§ PROBLEM REQUIREMENTS: Filter these entries, keeping only lines that hold the word "self".

§ Recorded data:

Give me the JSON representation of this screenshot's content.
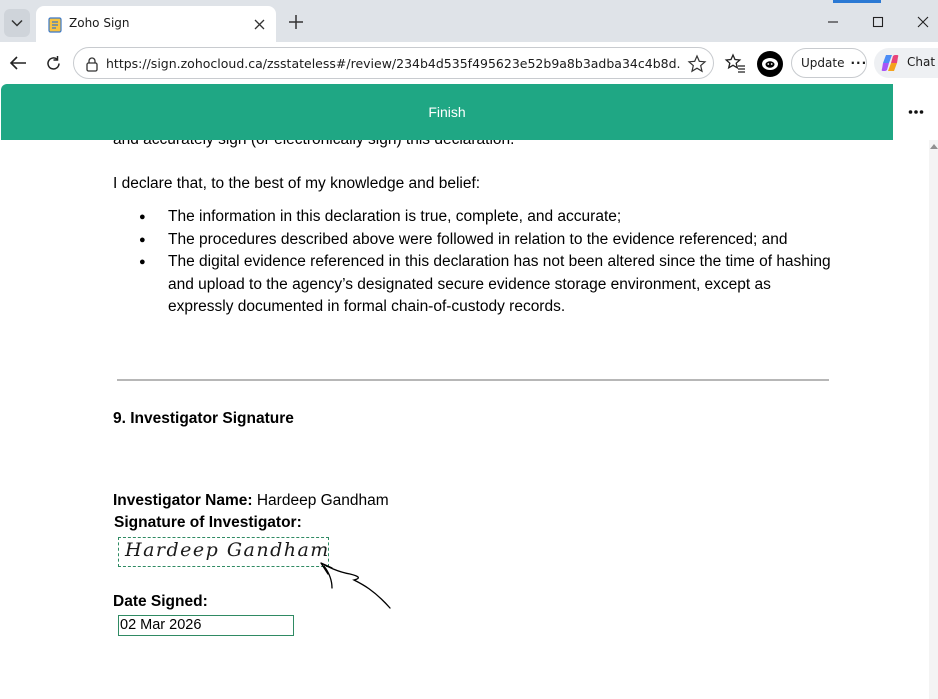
{
  "browser": {
    "tab_title": "Zoho Sign",
    "url": "https://sign.zohocloud.ca/zsstateless#/review/234b4d535f495623e52b9a8b3adba34c4b8d...",
    "update_label": "Update",
    "copilot_label": "Chat"
  },
  "app": {
    "finish_label": "Finish",
    "more_label": "•••"
  },
  "document": {
    "cutoff_line": "and accurately sign (or electronically sign) this declaration.",
    "declaration_intro": "I declare that, to the best of my knowledge and belief:",
    "bullets": [
      "The information in this declaration is true, complete, and accurate;",
      "The procedures described above were followed in relation to the evidence referenced; and",
      "The digital evidence referenced in this declaration has not been altered since the time of hashing and upload to the agency’s designated secure evidence storage environment, except as expressly documented in formal chain-of-custody records."
    ],
    "section_title": "9. Investigator Signature",
    "investigator_name_label": "Investigator Name:",
    "investigator_name": "Hardeep Gandham",
    "signature_label": "Signature of Investigator:",
    "signature_text": "Hardeep Gandham",
    "date_label": "Date Signed:",
    "date_value": "02 Mar 2026"
  }
}
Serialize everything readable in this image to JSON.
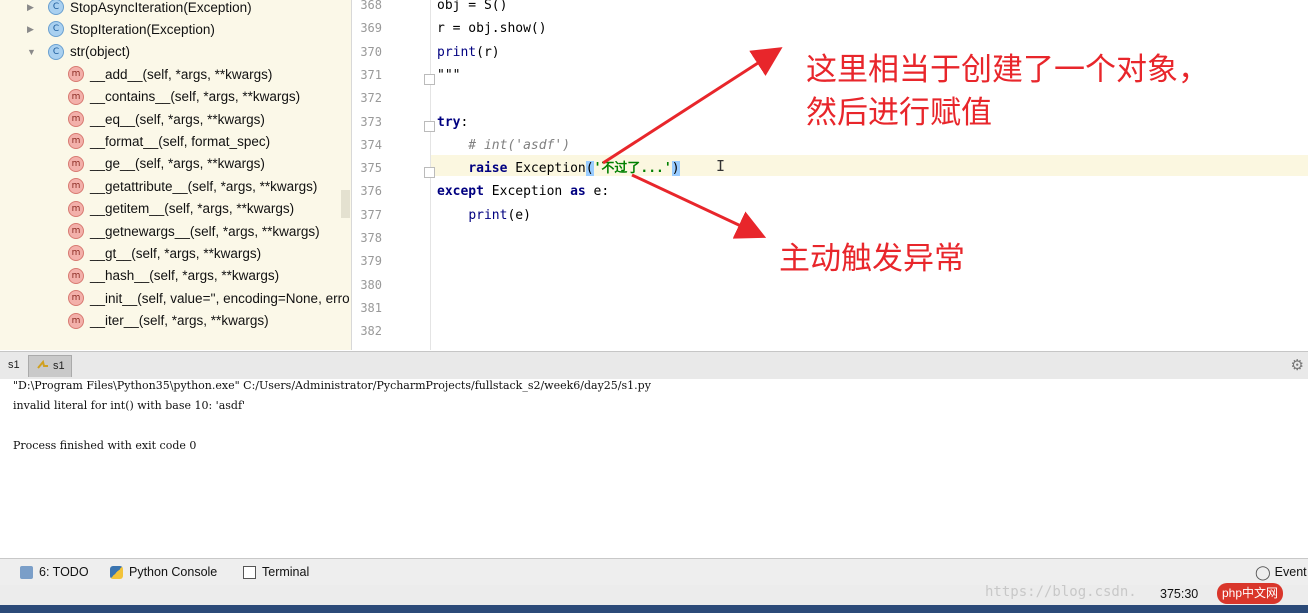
{
  "structure": {
    "items": [
      {
        "kind": "class",
        "arrow": "▶",
        "label": "StopAsyncIteration(Exception)"
      },
      {
        "kind": "class",
        "arrow": "▶",
        "label": "StopIteration(Exception)"
      },
      {
        "kind": "class",
        "arrow": "▼",
        "label": "str(object)"
      },
      {
        "kind": "method",
        "label": "__add__(self, *args, **kwargs)"
      },
      {
        "kind": "method",
        "label": "__contains__(self, *args, **kwargs)"
      },
      {
        "kind": "method",
        "label": "__eq__(self, *args, **kwargs)"
      },
      {
        "kind": "method",
        "label": "__format__(self, format_spec)"
      },
      {
        "kind": "method",
        "label": "__ge__(self, *args, **kwargs)"
      },
      {
        "kind": "method",
        "label": "__getattribute__(self, *args, **kwargs)"
      },
      {
        "kind": "method",
        "label": "__getitem__(self, *args, **kwargs)"
      },
      {
        "kind": "method",
        "label": "__getnewargs__(self, *args, **kwargs)"
      },
      {
        "kind": "method",
        "label": "__gt__(self, *args, **kwargs)"
      },
      {
        "kind": "method",
        "label": "__hash__(self, *args, **kwargs)"
      },
      {
        "kind": "method",
        "label": "__init__(self, value='', encoding=None, erro"
      },
      {
        "kind": "method",
        "label": "__iter__(self, *args, **kwargs)"
      }
    ],
    "badge_class": "C",
    "badge_method": "m"
  },
  "editor": {
    "lines": [
      {
        "no": "368",
        "code": "obj = S()"
      },
      {
        "no": "369",
        "code": "r = obj.show()"
      },
      {
        "no": "370",
        "code": "print(r)"
      },
      {
        "no": "371",
        "code": "\"\"\""
      },
      {
        "no": "372",
        "code": ""
      },
      {
        "no": "373",
        "code": "try:"
      },
      {
        "no": "374",
        "code": "    # int('asdf')"
      },
      {
        "no": "375",
        "code": "    raise Exception('不过了...')"
      },
      {
        "no": "376",
        "code": "except Exception as e:"
      },
      {
        "no": "377",
        "code": "    print(e)"
      },
      {
        "no": "378",
        "code": ""
      },
      {
        "no": "379",
        "code": ""
      },
      {
        "no": "380",
        "code": ""
      },
      {
        "no": "381",
        "code": ""
      },
      {
        "no": "382",
        "code": ""
      }
    ]
  },
  "annotations": {
    "top_line1": "这里相当于创建了一个对象，",
    "top_line2": "然后进行赋值",
    "bottom": "主动触发异常"
  },
  "run": {
    "tab_inactive": "s1",
    "tab_active": "s1",
    "console_lines": [
      "\"D:\\Program Files\\Python35\\python.exe\" C:/Users/Administrator/PycharmProjects/fullstack_s2/week6/day25/s1.py",
      "invalid literal for int() with base 10: 'asdf'",
      "",
      "Process finished with exit code 0"
    ]
  },
  "toolbar": {
    "todo": "6: TODO",
    "python_console": "Python Console",
    "terminal": "Terminal",
    "event": "Event"
  },
  "status": {
    "position": "375:30",
    "watermark": "https://blog.csdn.",
    "logo": "php中文网"
  },
  "colors": {
    "annotation": "#e8262b",
    "structure_bg": "#fbf8e8",
    "current_line": "#fbf7e0"
  }
}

§ SOLUTION BELOW:
        "label": "__add__(self, *args, **kwargs)"
        "label": "__contains__(self, *args, **kwargs)"
        "label": "__eq__(self, *args, **kwargs)"
        "label": "__format__(self, format_spec)"
        "label": "__ge__(self, *args, **kwargs)"
        "label": "__getattribute__(self, *args, **kwargs)"
        "label": "__getitem__(self, *args, **kwargs)"
        "label": "__getnewargs__(self, *args, **kwargs)"
        "label": "__gt__(self, *args, **kwargs)"
        "label": "__hash__(self, *args, **kwargs)"
        "label": "__init__(self, value='', encoding=None, erro"
        "label": "__iter__(self, *args, **kwargs)"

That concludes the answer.